Dataset items:
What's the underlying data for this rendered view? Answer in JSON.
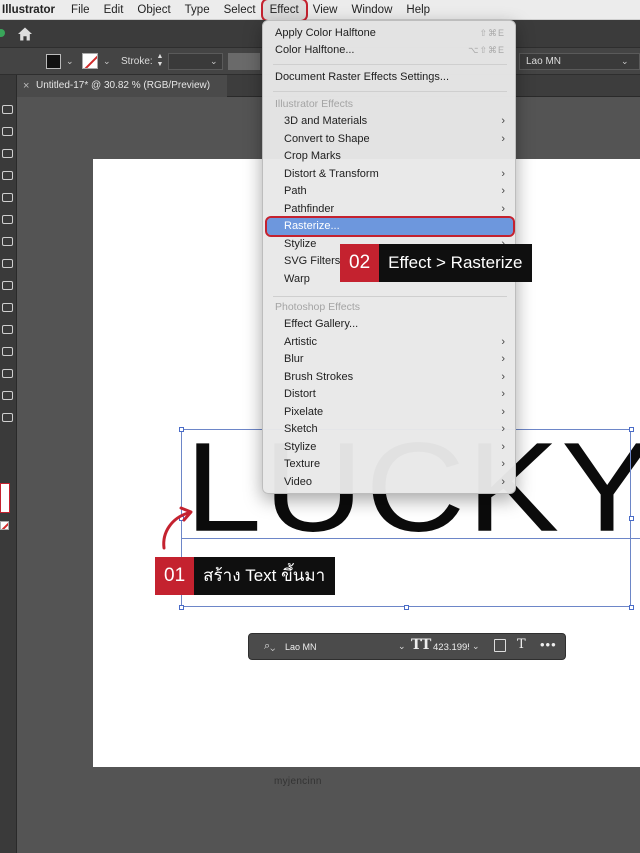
{
  "menubar": {
    "app": "Illustrator",
    "items": [
      "File",
      "Edit",
      "Object",
      "Type",
      "Select",
      "Effect",
      "View",
      "Window",
      "Help"
    ],
    "active": "Effect"
  },
  "control_bar": {
    "stroke_label": "Stroke:",
    "font_name": "Lao MN"
  },
  "document_tab": {
    "title": "Untitled-17* @ 30.82 % (RGB/Preview)",
    "close_glyph": "×"
  },
  "artboard": {
    "text": "LUCKY",
    "watermark": "myjencinn"
  },
  "annotations": {
    "step1": {
      "number": "01",
      "text": "สร้าง Text ขึ้นมา"
    },
    "step2": {
      "number": "02",
      "text": "Effect > Rasterize"
    }
  },
  "type_bar": {
    "font": "Lao MN",
    "size": "423.1995",
    "more": "•••"
  },
  "effect_menu": {
    "apply_last": {
      "label": "Apply Color Halftone",
      "shortcut": "⇧⌘E"
    },
    "last_effect": {
      "label": "Color Halftone...",
      "shortcut": "⌥⇧⌘E"
    },
    "doc_settings": "Document Raster Effects Settings...",
    "illustrator_header": "Illustrator Effects",
    "illustrator_items": [
      {
        "label": "3D and Materials",
        "submenu": true
      },
      {
        "label": "Convert to Shape",
        "submenu": true
      },
      {
        "label": "Crop Marks",
        "submenu": false
      },
      {
        "label": "Distort & Transform",
        "submenu": true
      },
      {
        "label": "Path",
        "submenu": true
      },
      {
        "label": "Pathfinder",
        "submenu": true
      },
      {
        "label": "Rasterize...",
        "submenu": false
      },
      {
        "label": "Stylize",
        "submenu": true
      },
      {
        "label": "SVG Filters",
        "submenu": true
      },
      {
        "label": "Warp",
        "submenu": true
      }
    ],
    "photoshop_header": "Photoshop Effects",
    "photoshop_items": [
      {
        "label": "Effect Gallery...",
        "submenu": false
      },
      {
        "label": "Artistic",
        "submenu": true
      },
      {
        "label": "Blur",
        "submenu": true
      },
      {
        "label": "Brush Strokes",
        "submenu": true
      },
      {
        "label": "Distort",
        "submenu": true
      },
      {
        "label": "Pixelate",
        "submenu": true
      },
      {
        "label": "Sketch",
        "submenu": true
      },
      {
        "label": "Stylize",
        "submenu": true
      },
      {
        "label": "Texture",
        "submenu": true
      },
      {
        "label": "Video",
        "submenu": true
      }
    ],
    "highlighted": "Rasterize...",
    "submenu_glyph": "›"
  },
  "colors": {
    "accent_red": "#c4222f",
    "highlight_blue": "#6d97dd",
    "selection_blue": "#6d86c8"
  }
}
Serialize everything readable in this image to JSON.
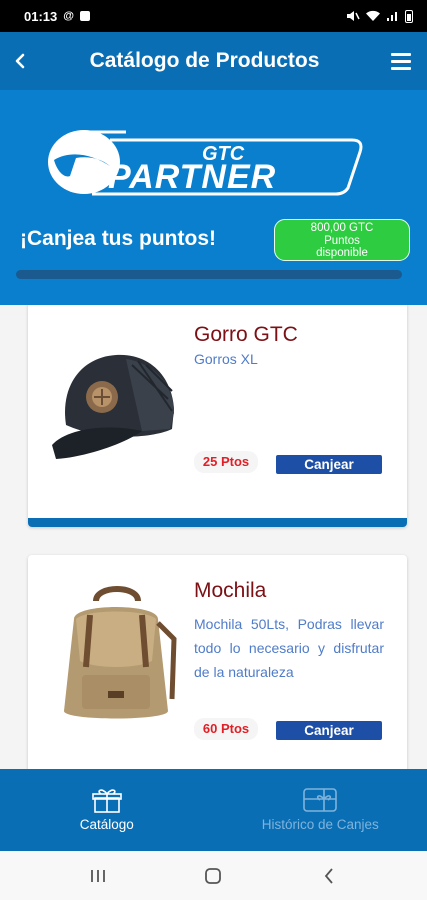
{
  "status_bar": {
    "time": "01:13"
  },
  "app_bar": {
    "title": "Catálogo de Productos"
  },
  "banner": {
    "logo_text": "GTC PARTNER",
    "redeem_title": "¡Canjea tus puntos!",
    "points_line1": "800,00 GTC",
    "points_line2": "Puntos",
    "points_line3": "disponible"
  },
  "products": [
    {
      "name": "Gorro GTC",
      "description": "Gorros XL",
      "points": "25 Ptos",
      "button": "Canjear",
      "image": "cap-image"
    },
    {
      "name": "Mochila",
      "description": "Mochila 50Lts, Podras llevar todo lo necesario y disfrutar de la naturaleza",
      "points": "60 Ptos",
      "button": "Canjear",
      "image": "backpack-image"
    }
  ],
  "bottom_nav": [
    {
      "label": "Catálogo",
      "icon": "gift-icon",
      "active": true
    },
    {
      "label": "Histórico de Canjes",
      "icon": "gift-card-icon",
      "active": false
    }
  ],
  "colors": {
    "primary": "#0a6eb5",
    "banner": "#0a7fce",
    "points_badge": "#2ecc40",
    "product_name": "#7b1015",
    "description": "#4f7cc9",
    "points": "#e01f26",
    "button": "#1d4fa6"
  }
}
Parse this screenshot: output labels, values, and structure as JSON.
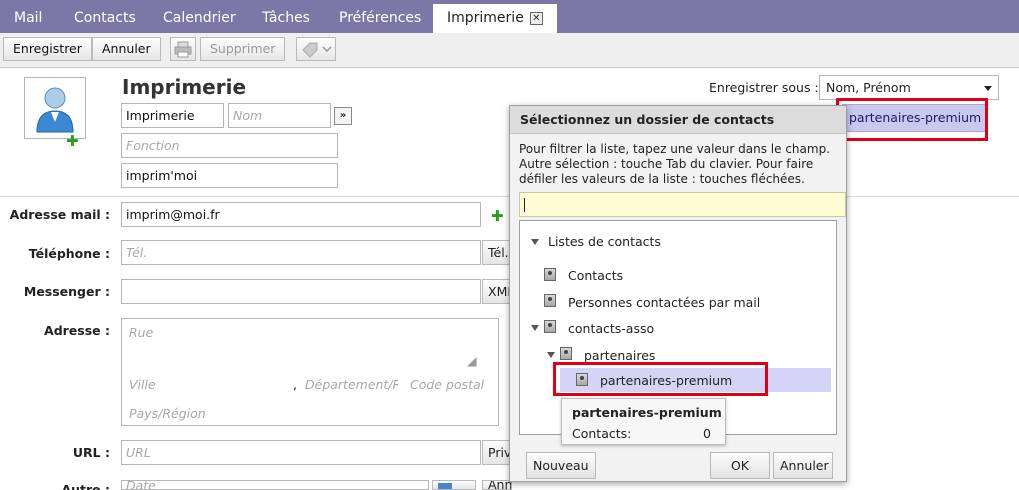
{
  "tabs": [
    {
      "label": "Mail"
    },
    {
      "label": "Contacts"
    },
    {
      "label": "Calendrier"
    },
    {
      "label": "Tâches"
    },
    {
      "label": "Préférences"
    },
    {
      "label": "Imprimerie",
      "active": true
    }
  ],
  "toolbar": {
    "save_label": "Enregistrer",
    "cancel_label": "Annuler",
    "delete_label": "Supprimer"
  },
  "contact": {
    "title": "Imprimerie",
    "first_name": "Imprimerie",
    "last_name_placeholder": "Nom",
    "function_placeholder": "Fonction",
    "company": "imprim'moi",
    "save_as_label": "Enregistrer sous :",
    "save_as_value": "Nom, Prénom",
    "folder_button_label": "partenaires-premium"
  },
  "form": {
    "email_label": "Adresse mail :",
    "email_value": "imprim@moi.fr",
    "phone_label": "Téléphone :",
    "phone_placeholder": "Tél.",
    "phone_type": "Tél.",
    "messenger_label": "Messenger :",
    "messenger_type": "XMPP",
    "address_label": "Adresse :",
    "street_placeholder": "Rue",
    "city_placeholder": "Ville",
    "comma": ",",
    "department_placeholder": "Département/Région",
    "postal_placeholder": "Code postal",
    "country_placeholder": "Pays/Région",
    "url_label": "URL :",
    "url_placeholder": "URL",
    "url_type": "Privé",
    "other_label": "Autre :",
    "date_placeholder": "Date",
    "anniversary": "Anniversaire"
  },
  "dialog": {
    "title": "Sélectionnez un dossier de contacts",
    "help": "Pour filtrer la liste, tapez une valeur dans le champ. Autre sélection : touche Tab du clavier. Pour faire défiler les valeurs de la liste : touches fléchées.",
    "tree": {
      "root": "Listes de contacts",
      "item1": "Contacts",
      "item2": "Personnes contactées par mail",
      "item3": "contacts-asso",
      "item4": "partenaires",
      "item5": "partenaires-premium"
    },
    "tooltip": {
      "title": "partenaires-premium",
      "contacts_label": "Contacts:",
      "contacts_value": "0"
    },
    "new_label": "Nouveau",
    "ok_label": "OK",
    "cancel_label": "Annuler"
  },
  "colors": {
    "tabbar": "#7d77a8",
    "highlight": "#e00016",
    "selected_row": "#d4d4f6"
  }
}
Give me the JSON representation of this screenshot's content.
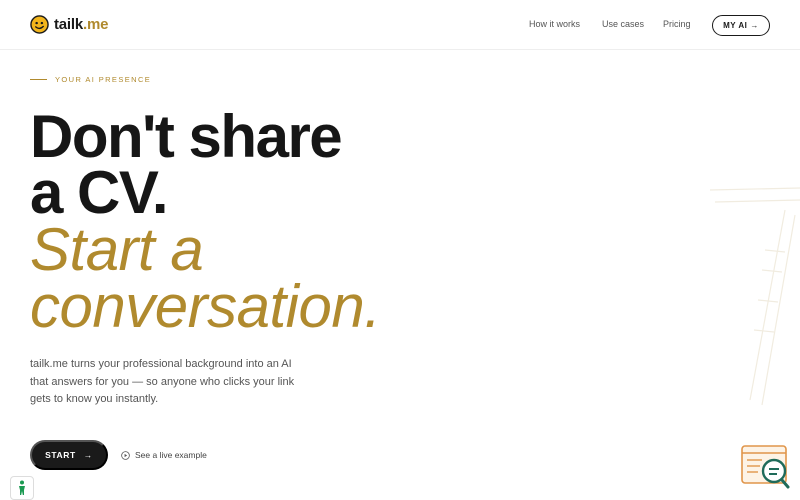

▶ _OBJECTIVE_
Without including the pictures, reproduce all entries exactly.

▶ _FULL RESPONSE_
What's the underlying data for this rendered view? Answer in JSON.
{
  "menubar": {
    "app": "Illustrator",
    "items": [
      "File",
      "Edit",
      "Object",
      "Type",
      "Select",
      "Effect",
      "View",
      "Window",
      "Help"
    ],
    "active": "Effect"
  },
  "control_bar": {
    "stroke_label": "Stroke:",
    "font_name": "Lao MN"
  },
  "document_tab": {
    "title": "Untitled-17* @ 30.82 % (RGB/Preview)",
    "close_glyph": "×"
  },
  "artboard": {
    "text": "LUCKY",
    "watermark": "myjencinn"
  },
  "annotations": {
    "step1": {
      "number": "01",
      "text": "สร้าง Text ขึ้นมา"
    },
    "step2": {
      "number": "02",
      "text": "Effect > Rasterize"
    }
  },
  "type_bar": {
    "font": "Lao MN",
    "size": "423.1995",
    "more": "•••"
  },
  "effect_menu": {
    "apply_last": {
      "label": "Apply Color Halftone",
      "shortcut": "⇧⌘E"
    },
    "last_effect": {
      "label": "Color Halftone...",
      "shortcut": "⌥⇧⌘E"
    },
    "doc_settings": "Document Raster Effects Settings...",
    "illustrator_header": "Illustrator Effects",
    "illustrator_items": [
      {
        "label": "3D and Materials",
        "submenu": true
      },
      {
        "label": "Convert to Shape",
        "submenu": true
      },
      {
        "label": "Crop Marks",
        "submenu": false
      },
      {
        "label": "Distort & Transform",
        "submenu": true
      },
      {
        "label": "Path",
        "submenu": true
      },
      {
        "label": "Pathfinder",
        "submenu": true
      },
      {
        "label": "Rasterize...",
        "submenu": false
      },
      {
        "label": "Stylize",
        "submenu": true
      },
      {
        "label": "SVG Filters",
        "submenu": true
      },
      {
        "label": "Warp",
        "submenu": true
      }
    ],
    "photoshop_header": "Photoshop Effects",
    "photoshop_items": [
      {
        "label": "Effect Gallery...",
        "submenu": false
      },
      {
        "label": "Artistic",
        "submenu": true
      },
      {
        "label": "Blur",
        "submenu": true
      },
      {
        "label": "Brush Strokes",
        "submenu": true
      },
      {
        "label": "Distort",
        "submenu": true
      },
      {
        "label": "Pixelate",
        "submenu": true
      },
      {
        "label": "Sketch",
        "submenu": true
      },
      {
        "label": "Stylize",
        "submenu": true
      },
      {
        "label": "Texture",
        "submenu": true
      },
      {
        "label": "Video",
        "submenu": true
      }
    ],
    "highlighted": "Rasterize...",
    "submenu_glyph": "›"
  },
  "colors": {
    "accent_red": "#c4222f",
    "highlight_blue": "#6d97dd",
    "selection_blue": "#6d86c8"
  }
}
Serialize everything readable in this image to JSON.
{
  "status_bar": {
    "time": "01:13"
  },
  "app_bar": {
    "title": "Catálogo de Productos"
  },
  "banner": {
    "logo_text": "GTC PARTNER",
    "redeem_title": "¡Canjea tus puntos!",
    "points_line1": "800,00 GTC",
    "points_line2": "Puntos",
    "points_line3": "disponible"
  },
  "products": [
    {
      "name": "Gorro GTC",
      "description": "Gorros XL",
      "points": "25 Ptos",
      "button": "Canjear",
      "image": "cap-image"
    },
    {
      "name": "Mochila",
      "description": "Mochila 50Lts, Podras llevar todo lo necesario y disfrutar de la naturaleza",
      "points": "60 Ptos",
      "button": "Canjear",
      "image": "backpack-image"
    }
  ],
  "bottom_nav": [
    {
      "label": "Catálogo",
      "icon": "gift-icon",
      "active": true
    },
    {
      "label": "Histórico de Canjes",
      "icon": "gift-card-icon",
      "active": false
    }
  ],
  "colors": {
    "primary": "#0a6eb5",
    "banner": "#0a7fce",
    "points_badge": "#2ecc40",
    "product_name": "#7b1015",
    "description": "#4f7cc9",
    "points": "#e01f26",
    "button": "#1d4fa6"
  }
}
Parse this screenshot: output labels, values, and structure as JSON.
{
  "tabs": [
    {
      "label": "Mail"
    },
    {
      "label": "Contacts"
    },
    {
      "label": "Calendrier"
    },
    {
      "label": "Tâches"
    },
    {
      "label": "Préférences"
    },
    {
      "label": "Imprimerie",
      "active": true
    }
  ],
  "toolbar": {
    "save_label": "Enregistrer",
    "cancel_label": "Annuler",
    "delete_label": "Supprimer"
  },
  "contact": {
    "title": "Imprimerie",
    "first_name": "Imprimerie",
    "last_name_placeholder": "Nom",
    "function_placeholder": "Fonction",
    "company": "imprim'moi",
    "save_as_label": "Enregistrer sous :",
    "save_as_value": "Nom, Prénom",
    "folder_button_label": "partenaires-premium"
  },
  "form": {
    "email_label": "Adresse mail :",
    "email_value": "imprim@moi.fr",
    "phone_label": "Téléphone :",
    "phone_placeholder": "Tél.",
    "phone_type": "Tél.",
    "messenger_label": "Messenger :",
    "messenger_type": "XMPP",
    "address_label": "Adresse :",
    "street_placeholder": "Rue",
    "city_placeholder": "Ville",
    "comma": ",",
    "department_placeholder": "Département/Région",
    "postal_placeholder": "Code postal",
    "country_placeholder": "Pays/Région",
    "url_label": "URL :",
    "url_placeholder": "URL",
    "url_type": "Privé",
    "other_label": "Autre :",
    "date_placeholder": "Date",
    "anniversary": "Anniversaire"
  },
  "dialog": {
    "title": "Sélectionnez un dossier de contacts",
    "help": "Pour filtrer la liste, tapez une valeur dans le champ. Autre sélection : touche Tab du clavier. Pour faire défiler les valeurs de la liste : touches fléchées.",
    "tree": {
      "root": "Listes de contacts",
      "item1": "Contacts",
      "item2": "Personnes contactées par mail",
      "item3": "contacts-asso",
      "item4": "partenaires",
      "item5": "partenaires-premium"
    },
    "tooltip": {
      "title": "partenaires-premium",
      "contacts_label": "Contacts:",
      "contacts_value": "0"
    },
    "new_label": "Nouveau",
    "ok_label": "OK",
    "cancel_label": "Annuler"
  },
  "colors": {
    "tabbar": "#7d77a8",
    "highlight": "#e00016",
    "selected_row": "#d4d4f6"
  }
}
Give me the JSON representation of this screenshot's content.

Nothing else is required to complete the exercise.